Items from a dataset
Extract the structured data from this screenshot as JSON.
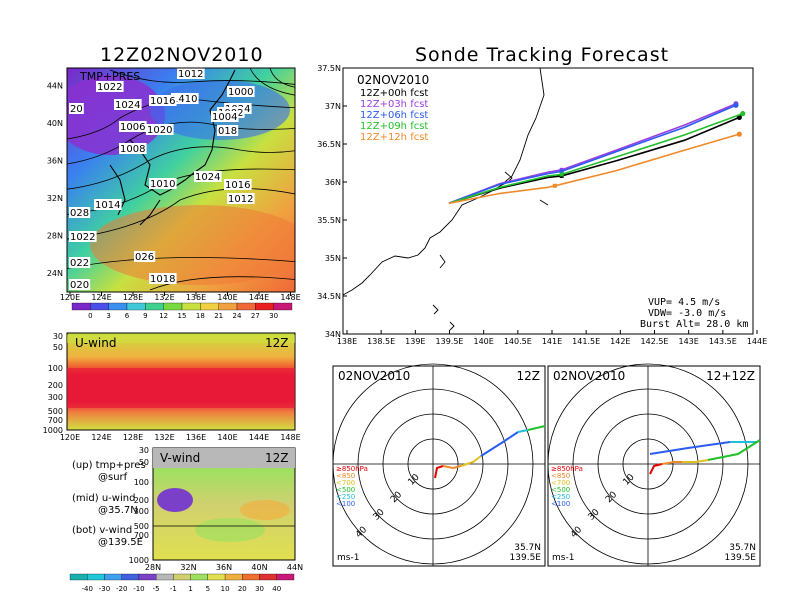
{
  "page": {
    "left_title": "12Z02NOV2010",
    "right_title": "Sonde Tracking Forecast"
  },
  "colors": {
    "purple": "#9b3fe0",
    "black": "#000000",
    "blue": "#2a5cf0",
    "green": "#22c02a",
    "orange": "#f08a2a",
    "red": "#e80000",
    "cyan": "#20c0d8"
  },
  "surface_panel": {
    "label": "TMP+PRES",
    "lon_ticks": [
      "120E",
      "124E",
      "128E",
      "132E",
      "136E",
      "140E",
      "144E",
      "148E"
    ],
    "lat_ticks": [
      "24N",
      "28N",
      "32N",
      "36N",
      "40N",
      "44N"
    ],
    "isobar_labels": [
      "1012",
      "1022",
      "1000",
      "1410",
      "1016",
      "1024",
      "20",
      "1024",
      "1002",
      "1004",
      "1006",
      "1020",
      "018",
      "1008",
      "1024",
      "1010",
      "1016",
      "1012",
      "1014",
      "028",
      "1022",
      "026",
      "022",
      "1018",
      "020"
    ],
    "colorbar_ticks": [
      "0",
      "3",
      "6",
      "9",
      "12",
      "15",
      "18",
      "21",
      "24",
      "27",
      "30"
    ],
    "colorbar_colors": [
      "#7a28c8",
      "#4a50e8",
      "#3a90f0",
      "#40c8d8",
      "#40d090",
      "#7ad840",
      "#c8e040",
      "#f0d040",
      "#f0a040",
      "#f06838",
      "#e82020",
      "#c81878"
    ]
  },
  "uwind_panel": {
    "title": "U-wind",
    "time": "12Z",
    "p_ticks": [
      "30",
      "50",
      "100",
      "200",
      "300",
      "500",
      "700",
      "1000"
    ],
    "lon_ticks": [
      "120E",
      "124E",
      "128E",
      "132E",
      "136E",
      "140E",
      "144E",
      "148E"
    ]
  },
  "vwind_panel": {
    "title": "V-wind",
    "time": "12Z",
    "p_ticks": [
      "30",
      "50",
      "100",
      "200",
      "300",
      "500",
      "700",
      "1000"
    ],
    "lat_ticks": [
      "28N",
      "32N",
      "36N",
      "40N",
      "44N"
    ],
    "colorbar_ticks": [
      "-40",
      "-30",
      "-20",
      "-10",
      "-5",
      "-1",
      "1",
      "5",
      "10",
      "20",
      "30",
      "40"
    ],
    "colorbar_colors": [
      "#1ab0b0",
      "#20c8d8",
      "#40a0f0",
      "#4060e0",
      "#7a40c8",
      "#b8b8b8",
      "#d0d070",
      "#a0e060",
      "#e0e050",
      "#f0b040",
      "#f07030",
      "#e03030",
      "#c81878"
    ]
  },
  "legend_notes": [
    {
      "line1": "(up) tmp+pres",
      "line2": "@surf"
    },
    {
      "line1": "(mid) u-wind",
      "line2": "@35.7N"
    },
    {
      "line1": "(bot) v-wind",
      "line2": "@139.5E"
    }
  ],
  "track_map": {
    "date": "02NOV2010",
    "legend": [
      {
        "label": "12Z+00h fcst",
        "color": "#000000"
      },
      {
        "label": "12Z+03h fcst",
        "color": "#9b3fe0"
      },
      {
        "label": "12Z+06h fcst",
        "color": "#2a5cf0"
      },
      {
        "label": "12Z+09h fcst",
        "color": "#22c02a"
      },
      {
        "label": "12Z+12h fcst",
        "color": "#f08a2a"
      }
    ],
    "x_ticks": [
      "138E",
      "138.5E",
      "139E",
      "139.5E",
      "140E",
      "140.5E",
      "141E",
      "141.5E",
      "142E",
      "142.5E",
      "143E",
      "143.5E",
      "144E"
    ],
    "y_ticks": [
      "34N",
      "34.5N",
      "35N",
      "35.5N",
      "36N",
      "36.5N",
      "37N",
      "37.5N"
    ],
    "vup": "VUP=  4.5 m/s",
    "vdw": "VDW= -3.0 m/s",
    "burst": "Burst Alt= 28.0 km"
  },
  "chart_data": [
    {
      "type": "line",
      "title": "Sonde Tracking Forecast",
      "xlim": [
        138,
        144
      ],
      "ylim": [
        34,
        37.5
      ],
      "series": [
        {
          "name": "12Z+00h fcst",
          "x": [
            139.55,
            140.3,
            141.0,
            141.2,
            142.0,
            143.0,
            143.8
          ],
          "y": [
            35.72,
            35.92,
            36.06,
            36.08,
            36.28,
            36.55,
            36.85
          ]
        },
        {
          "name": "12Z+03h fcst",
          "x": [
            139.55,
            140.3,
            141.0,
            141.2,
            142.0,
            143.0,
            143.75
          ],
          "y": [
            35.72,
            35.98,
            36.13,
            36.16,
            36.42,
            36.75,
            37.03
          ]
        },
        {
          "name": "12Z+06h fcst",
          "x": [
            139.55,
            140.3,
            141.0,
            141.2,
            142.0,
            143.0,
            143.75
          ],
          "y": [
            35.72,
            35.97,
            36.11,
            36.14,
            36.4,
            36.72,
            37.01
          ]
        },
        {
          "name": "12Z+09h fcst",
          "x": [
            139.55,
            140.3,
            141.0,
            141.2,
            142.0,
            143.0,
            143.85
          ],
          "y": [
            35.72,
            35.93,
            36.08,
            36.1,
            36.33,
            36.62,
            36.9
          ]
        },
        {
          "name": "12Z+12h fcst",
          "x": [
            139.55,
            140.3,
            141.0,
            141.1,
            142.0,
            143.0,
            143.8
          ],
          "y": [
            35.72,
            35.85,
            35.93,
            35.95,
            36.15,
            36.42,
            36.63
          ]
        }
      ]
    }
  ],
  "hodo_left": {
    "date": "02NOV2010",
    "time": "12Z",
    "rings": [
      "10",
      "20",
      "30",
      "40"
    ],
    "levels": [
      {
        "label": "≥850hPa",
        "color": "#e80000"
      },
      {
        "label": "<850",
        "color": "#f08a2a"
      },
      {
        "label": "<700",
        "color": "#e0c020"
      },
      {
        "label": "<500",
        "color": "#22c02a"
      },
      {
        "label": "<250",
        "color": "#20c0d8"
      },
      {
        "label": "<100",
        "color": "#2a5cf0"
      }
    ],
    "units": "ms-1",
    "lat": "35.7N",
    "lon": "139.5E"
  },
  "hodo_right": {
    "date": "02NOV2010",
    "time": "12+12Z",
    "rings": [
      "10",
      "20",
      "30",
      "40"
    ],
    "levels": [
      {
        "label": "≥850hPa",
        "color": "#e80000"
      },
      {
        "label": "<850",
        "color": "#f08a2a"
      },
      {
        "label": "<700",
        "color": "#e0c020"
      },
      {
        "label": "<500",
        "color": "#22c02a"
      },
      {
        "label": "<250",
        "color": "#20c0d8"
      },
      {
        "label": "<100",
        "color": "#2a5cf0"
      }
    ],
    "units": "ms-1",
    "lat": "35.7N",
    "lon": "139.5E"
  }
}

> TASK GOAL
Will you set down the records word for word while leaving out every picture?

> THE RESULT
Extract the structured data from this screenshot as JSON.
{
  "page": {
    "left_title": "12Z02NOV2010",
    "right_title": "Sonde Tracking Forecast"
  },
  "colors": {
    "purple": "#9b3fe0",
    "black": "#000000",
    "blue": "#2a5cf0",
    "green": "#22c02a",
    "orange": "#f08a2a",
    "red": "#e80000",
    "cyan": "#20c0d8"
  },
  "surface_panel": {
    "label": "TMP+PRES",
    "lon_ticks": [
      "120E",
      "124E",
      "128E",
      "132E",
      "136E",
      "140E",
      "144E",
      "148E"
    ],
    "lat_ticks": [
      "24N",
      "28N",
      "32N",
      "36N",
      "40N",
      "44N"
    ],
    "isobar_labels": [
      "1012",
      "1022",
      "1000",
      "1410",
      "1016",
      "1024",
      "20",
      "1024",
      "1002",
      "1004",
      "1006",
      "1020",
      "018",
      "1008",
      "1024",
      "1010",
      "1016",
      "1012",
      "1014",
      "028",
      "1022",
      "026",
      "022",
      "1018",
      "020"
    ],
    "colorbar_ticks": [
      "0",
      "3",
      "6",
      "9",
      "12",
      "15",
      "18",
      "21",
      "24",
      "27",
      "30"
    ],
    "colorbar_colors": [
      "#7a28c8",
      "#4a50e8",
      "#3a90f0",
      "#40c8d8",
      "#40d090",
      "#7ad840",
      "#c8e040",
      "#f0d040",
      "#f0a040",
      "#f06838",
      "#e82020",
      "#c81878"
    ]
  },
  "uwind_panel": {
    "title": "U-wind",
    "time": "12Z",
    "p_ticks": [
      "30",
      "50",
      "100",
      "200",
      "300",
      "500",
      "700",
      "1000"
    ],
    "lon_ticks": [
      "120E",
      "124E",
      "128E",
      "132E",
      "136E",
      "140E",
      "144E",
      "148E"
    ]
  },
  "vwind_panel": {
    "title": "V-wind",
    "time": "12Z",
    "p_ticks": [
      "30",
      "50",
      "100",
      "200",
      "300",
      "500",
      "700",
      "1000"
    ],
    "lat_ticks": [
      "28N",
      "32N",
      "36N",
      "40N",
      "44N"
    ],
    "colorbar_ticks": [
      "-40",
      "-30",
      "-20",
      "-10",
      "-5",
      "-1",
      "1",
      "5",
      "10",
      "20",
      "30",
      "40"
    ],
    "colorbar_colors": [
      "#1ab0b0",
      "#20c8d8",
      "#40a0f0",
      "#4060e0",
      "#7a40c8",
      "#b8b8b8",
      "#d0d070",
      "#a0e060",
      "#e0e050",
      "#f0b040",
      "#f07030",
      "#e03030",
      "#c81878"
    ]
  },
  "legend_notes": [
    {
      "line1": "(up) tmp+pres",
      "line2": "@surf"
    },
    {
      "line1": "(mid) u-wind",
      "line2": "@35.7N"
    },
    {
      "line1": "(bot) v-wind",
      "line2": "@139.5E"
    }
  ],
  "track_map": {
    "date": "02NOV2010",
    "legend": [
      {
        "label": "12Z+00h fcst",
        "color": "#000000"
      },
      {
        "label": "12Z+03h fcst",
        "color": "#9b3fe0"
      },
      {
        "label": "12Z+06h fcst",
        "color": "#2a5cf0"
      },
      {
        "label": "12Z+09h fcst",
        "color": "#22c02a"
      },
      {
        "label": "12Z+12h fcst",
        "color": "#f08a2a"
      }
    ],
    "x_ticks": [
      "138E",
      "138.5E",
      "139E",
      "139.5E",
      "140E",
      "140.5E",
      "141E",
      "141.5E",
      "142E",
      "142.5E",
      "143E",
      "143.5E",
      "144E"
    ],
    "y_ticks": [
      "34N",
      "34.5N",
      "35N",
      "35.5N",
      "36N",
      "36.5N",
      "37N",
      "37.5N"
    ],
    "vup": "VUP=  4.5 m/s",
    "vdw": "VDW= -3.0 m/s",
    "burst": "Burst Alt= 28.0 km"
  },
  "chart_data": [
    {
      "type": "line",
      "title": "Sonde Tracking Forecast",
      "xlim": [
        138,
        144
      ],
      "ylim": [
        34,
        37.5
      ],
      "series": [
        {
          "name": "12Z+00h fcst",
          "x": [
            139.55,
            140.3,
            141.0,
            141.2,
            142.0,
            143.0,
            143.8
          ],
          "y": [
            35.72,
            35.92,
            36.06,
            36.08,
            36.28,
            36.55,
            36.85
          ]
        },
        {
          "name": "12Z+03h fcst",
          "x": [
            139.55,
            140.3,
            141.0,
            141.2,
            142.0,
            143.0,
            143.75
          ],
          "y": [
            35.72,
            35.98,
            36.13,
            36.16,
            36.42,
            36.75,
            37.03
          ]
        },
        {
          "name": "12Z+06h fcst",
          "x": [
            139.55,
            140.3,
            141.0,
            141.2,
            142.0,
            143.0,
            143.75
          ],
          "y": [
            35.72,
            35.97,
            36.11,
            36.14,
            36.4,
            36.72,
            37.01
          ]
        },
        {
          "name": "12Z+09h fcst",
          "x": [
            139.55,
            140.3,
            141.0,
            141.2,
            142.0,
            143.0,
            143.85
          ],
          "y": [
            35.72,
            35.93,
            36.08,
            36.1,
            36.33,
            36.62,
            36.9
          ]
        },
        {
          "name": "12Z+12h fcst",
          "x": [
            139.55,
            140.3,
            141.0,
            141.1,
            142.0,
            143.0,
            143.8
          ],
          "y": [
            35.72,
            35.85,
            35.93,
            35.95,
            36.15,
            36.42,
            36.63
          ]
        }
      ]
    }
  ],
  "hodo_left": {
    "date": "02NOV2010",
    "time": "12Z",
    "rings": [
      "10",
      "20",
      "30",
      "40"
    ],
    "levels": [
      {
        "label": "≥850hPa",
        "color": "#e80000"
      },
      {
        "label": "<850",
        "color": "#f08a2a"
      },
      {
        "label": "<700",
        "color": "#e0c020"
      },
      {
        "label": "<500",
        "color": "#22c02a"
      },
      {
        "label": "<250",
        "color": "#20c0d8"
      },
      {
        "label": "<100",
        "color": "#2a5cf0"
      }
    ],
    "units": "ms-1",
    "lat": "35.7N",
    "lon": "139.5E"
  },
  "hodo_right": {
    "date": "02NOV2010",
    "time": "12+12Z",
    "rings": [
      "10",
      "20",
      "30",
      "40"
    ],
    "levels": [
      {
        "label": "≥850hPa",
        "color": "#e80000"
      },
      {
        "label": "<850",
        "color": "#f08a2a"
      },
      {
        "label": "<700",
        "color": "#e0c020"
      },
      {
        "label": "<500",
        "color": "#22c02a"
      },
      {
        "label": "<250",
        "color": "#20c0d8"
      },
      {
        "label": "<100",
        "color": "#2a5cf0"
      }
    ],
    "units": "ms-1",
    "lat": "35.7N",
    "lon": "139.5E"
  }
}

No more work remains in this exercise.